• Texto fornecido
==========

A defesa de Marco Willians Herbas Camacho, conhecido como
Marcola e apontado pelas autoridades como líder do PCC, solicitou à Justiça
Federal que ele receba o mesmo tratamento concedido pelo STF ao empresário
Daniel Vorcaro no que diz respeito ao sigilo das conversas com advogados.
O pedido foi protocolado nesta quinta-feira (12) pelo
advogado Bruno Feullo Rita. Marcola está detido na penitenciária federal de
Brasília, a mesma unidade onde se encontra Vorcaro.
O argumento da defesa se baseia em decisão do ministro
André Mendonça, relator do chamado caso Master no STF, que autorizou Vorcaro a
se reunir com seus advogados sem monitoramento ou gravação das conversas.
No sistema penitenciário federal, essas reuniões costumam
ser registradas em áudio e vídeo.
Vorcaro foi transferido para uma unidade do sistema federal
no último dia 6. Segundo a defesa do empresário, a decisão do ministro levou em
consideração a legislação que regula os presídios federais, a qual proíbe
expressamente o monitoramento de atendimentos entre advogados e clientes, salvo
quando há autorização judicial específica.
De acordo com a nota divulgada pelos advogados, a
determinação garante que Vorcaro possa receber seus representantes legais sem
gravações, sem vigilância e sem necessidade de agendamento prévio.
A decisão também permite que os defensores levem cópias do
processo e façam anotações durante os encontros.
No caso de Marcola, o pedido foi encaminhado ao juiz
corregedor responsável pela administração do presídio federal. Caso a
solicitação seja negada, a defesa já informou que pretende recorrer ao Supremo
Tribunal Federal.
Advogados de outros integrantes do PCC também estudam
apresentar pedidos semelhantes à Justiça. A defesa lembra que Marcola já enfrentou
problemas no passado com o vazamento de conversas mantidas com familiares e
advogados.
Uma dessas gravações acabou sendo utilizada em um
julgamento envolvendo ex-integrantes da facção, o que acabou alimentando
disputas internas dentro do grupo criminoso.
Em nota, os advogados ressaltaram que o sigilo nas
conversas entre cliente e defensor é um princípio essencial do sistema de
Justiça.
“A defesa reafirma que a confidencialidade da comunicação
entre advogado e cliente constitui pilar indispensável do Estado Democrático de
Direito, sendo condição necessária para a efetividade do direito de defesa e
para a própria legitimidade do processo penal”, afirma o texto.

==========

• Ações necessárias
1. Transcreva da notícia acima o trecho de "De acordo com" a "durante os encontros.".
2. Segundo a notícia, em qual penitenciária Marcola está detido?
3. Por favor, traduza para o inglês esta frase da notícia: "No sistema penitenciário federal, essas reuniões costumam ser registradas em áudio e vídeo."

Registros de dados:
==========

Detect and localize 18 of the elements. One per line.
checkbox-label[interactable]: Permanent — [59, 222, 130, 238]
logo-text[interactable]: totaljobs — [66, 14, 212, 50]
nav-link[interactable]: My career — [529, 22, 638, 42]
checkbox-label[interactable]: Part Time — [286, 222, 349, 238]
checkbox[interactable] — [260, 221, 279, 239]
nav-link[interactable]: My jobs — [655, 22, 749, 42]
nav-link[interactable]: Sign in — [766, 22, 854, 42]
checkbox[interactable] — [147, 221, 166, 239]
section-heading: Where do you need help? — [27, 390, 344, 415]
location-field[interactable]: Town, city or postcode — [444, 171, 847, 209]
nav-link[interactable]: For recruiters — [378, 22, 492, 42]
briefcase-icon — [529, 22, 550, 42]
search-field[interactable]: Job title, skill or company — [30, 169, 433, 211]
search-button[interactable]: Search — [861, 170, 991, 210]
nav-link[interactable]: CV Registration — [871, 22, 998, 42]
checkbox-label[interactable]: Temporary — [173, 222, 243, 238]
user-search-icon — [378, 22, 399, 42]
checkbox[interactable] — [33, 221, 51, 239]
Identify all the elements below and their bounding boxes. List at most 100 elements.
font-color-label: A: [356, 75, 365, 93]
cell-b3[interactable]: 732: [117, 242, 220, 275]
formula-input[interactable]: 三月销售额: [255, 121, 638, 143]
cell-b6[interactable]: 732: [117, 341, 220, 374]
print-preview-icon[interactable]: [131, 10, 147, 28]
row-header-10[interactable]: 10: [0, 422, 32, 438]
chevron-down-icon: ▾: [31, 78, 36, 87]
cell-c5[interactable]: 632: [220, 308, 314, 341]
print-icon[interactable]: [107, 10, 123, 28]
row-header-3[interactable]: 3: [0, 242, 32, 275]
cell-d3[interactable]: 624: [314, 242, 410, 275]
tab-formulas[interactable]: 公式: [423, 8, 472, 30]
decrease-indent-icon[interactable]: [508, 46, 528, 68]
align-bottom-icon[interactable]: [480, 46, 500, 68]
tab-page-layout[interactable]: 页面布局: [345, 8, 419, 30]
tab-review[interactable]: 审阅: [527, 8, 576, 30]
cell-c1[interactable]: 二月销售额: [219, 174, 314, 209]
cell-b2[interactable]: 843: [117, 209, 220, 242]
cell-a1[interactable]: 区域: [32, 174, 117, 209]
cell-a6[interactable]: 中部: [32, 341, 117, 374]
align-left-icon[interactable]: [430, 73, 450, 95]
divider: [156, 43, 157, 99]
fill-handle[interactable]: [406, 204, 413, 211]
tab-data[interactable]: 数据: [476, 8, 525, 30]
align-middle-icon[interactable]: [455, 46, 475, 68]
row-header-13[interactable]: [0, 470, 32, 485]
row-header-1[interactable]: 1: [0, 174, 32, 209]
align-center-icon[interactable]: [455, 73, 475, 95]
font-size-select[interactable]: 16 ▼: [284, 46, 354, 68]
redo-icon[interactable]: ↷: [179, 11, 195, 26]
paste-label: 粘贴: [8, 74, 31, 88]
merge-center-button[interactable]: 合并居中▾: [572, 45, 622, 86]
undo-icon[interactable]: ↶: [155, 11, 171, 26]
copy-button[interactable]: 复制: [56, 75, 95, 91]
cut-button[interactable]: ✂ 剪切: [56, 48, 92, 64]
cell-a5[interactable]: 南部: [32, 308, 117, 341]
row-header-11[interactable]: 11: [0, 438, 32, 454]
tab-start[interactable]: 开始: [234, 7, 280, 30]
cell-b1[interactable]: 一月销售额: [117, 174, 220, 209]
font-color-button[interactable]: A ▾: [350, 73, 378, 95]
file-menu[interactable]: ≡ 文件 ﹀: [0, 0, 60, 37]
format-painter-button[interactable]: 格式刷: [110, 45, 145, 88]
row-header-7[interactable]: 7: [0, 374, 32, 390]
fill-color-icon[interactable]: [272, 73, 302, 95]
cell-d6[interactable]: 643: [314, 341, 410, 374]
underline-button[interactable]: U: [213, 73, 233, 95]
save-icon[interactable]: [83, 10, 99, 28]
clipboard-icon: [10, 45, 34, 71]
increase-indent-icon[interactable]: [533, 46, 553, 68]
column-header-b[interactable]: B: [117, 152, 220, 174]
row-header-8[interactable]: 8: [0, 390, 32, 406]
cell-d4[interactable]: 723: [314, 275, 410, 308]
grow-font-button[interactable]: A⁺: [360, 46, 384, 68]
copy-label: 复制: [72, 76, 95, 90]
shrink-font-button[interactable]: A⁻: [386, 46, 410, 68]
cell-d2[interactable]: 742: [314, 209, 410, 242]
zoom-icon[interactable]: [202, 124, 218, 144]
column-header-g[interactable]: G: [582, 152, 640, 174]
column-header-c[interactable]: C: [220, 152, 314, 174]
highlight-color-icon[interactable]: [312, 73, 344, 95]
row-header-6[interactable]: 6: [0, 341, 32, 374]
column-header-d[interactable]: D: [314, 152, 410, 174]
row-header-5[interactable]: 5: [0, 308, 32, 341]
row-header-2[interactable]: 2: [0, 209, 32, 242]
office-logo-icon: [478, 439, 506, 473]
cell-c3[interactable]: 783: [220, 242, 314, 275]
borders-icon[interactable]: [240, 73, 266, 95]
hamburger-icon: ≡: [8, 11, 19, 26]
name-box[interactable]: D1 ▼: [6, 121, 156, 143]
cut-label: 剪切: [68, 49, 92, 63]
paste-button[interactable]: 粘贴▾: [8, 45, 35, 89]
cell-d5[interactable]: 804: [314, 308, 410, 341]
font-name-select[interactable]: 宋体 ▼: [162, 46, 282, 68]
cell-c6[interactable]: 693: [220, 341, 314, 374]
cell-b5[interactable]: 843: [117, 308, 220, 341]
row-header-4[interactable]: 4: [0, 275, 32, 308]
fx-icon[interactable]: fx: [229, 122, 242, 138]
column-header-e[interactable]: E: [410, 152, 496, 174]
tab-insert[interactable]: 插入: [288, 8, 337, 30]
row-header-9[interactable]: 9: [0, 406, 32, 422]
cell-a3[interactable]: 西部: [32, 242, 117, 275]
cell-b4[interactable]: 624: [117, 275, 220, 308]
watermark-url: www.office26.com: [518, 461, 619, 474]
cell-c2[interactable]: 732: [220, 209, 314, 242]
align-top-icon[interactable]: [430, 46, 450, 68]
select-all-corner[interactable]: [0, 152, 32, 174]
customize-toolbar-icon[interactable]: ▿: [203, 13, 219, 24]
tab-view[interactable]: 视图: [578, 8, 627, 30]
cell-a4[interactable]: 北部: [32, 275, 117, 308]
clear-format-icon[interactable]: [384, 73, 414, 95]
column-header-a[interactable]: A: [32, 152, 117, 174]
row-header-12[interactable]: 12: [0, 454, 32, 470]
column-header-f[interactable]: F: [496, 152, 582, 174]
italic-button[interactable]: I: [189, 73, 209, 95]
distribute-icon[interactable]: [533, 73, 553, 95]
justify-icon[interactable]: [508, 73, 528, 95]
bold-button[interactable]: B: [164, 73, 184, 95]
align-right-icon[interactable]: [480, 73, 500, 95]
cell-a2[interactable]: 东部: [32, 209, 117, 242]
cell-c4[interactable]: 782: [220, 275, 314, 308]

==========

• Respostas por tarefa
1.
De acordo com a nota divulgada pelos advogados, a
determinação garante que Vorcaro possa receber seus representantes legais sem
gravações, sem vigilância e sem necessidade de agendamento prévio.
A decisão também permite que os defensores levem cópias do
processo e façam anotações durante os encontros.

2. Na penitenciária federal de Brasília.

3. In the federal prison system, these meetings are usually recorded on audio and video.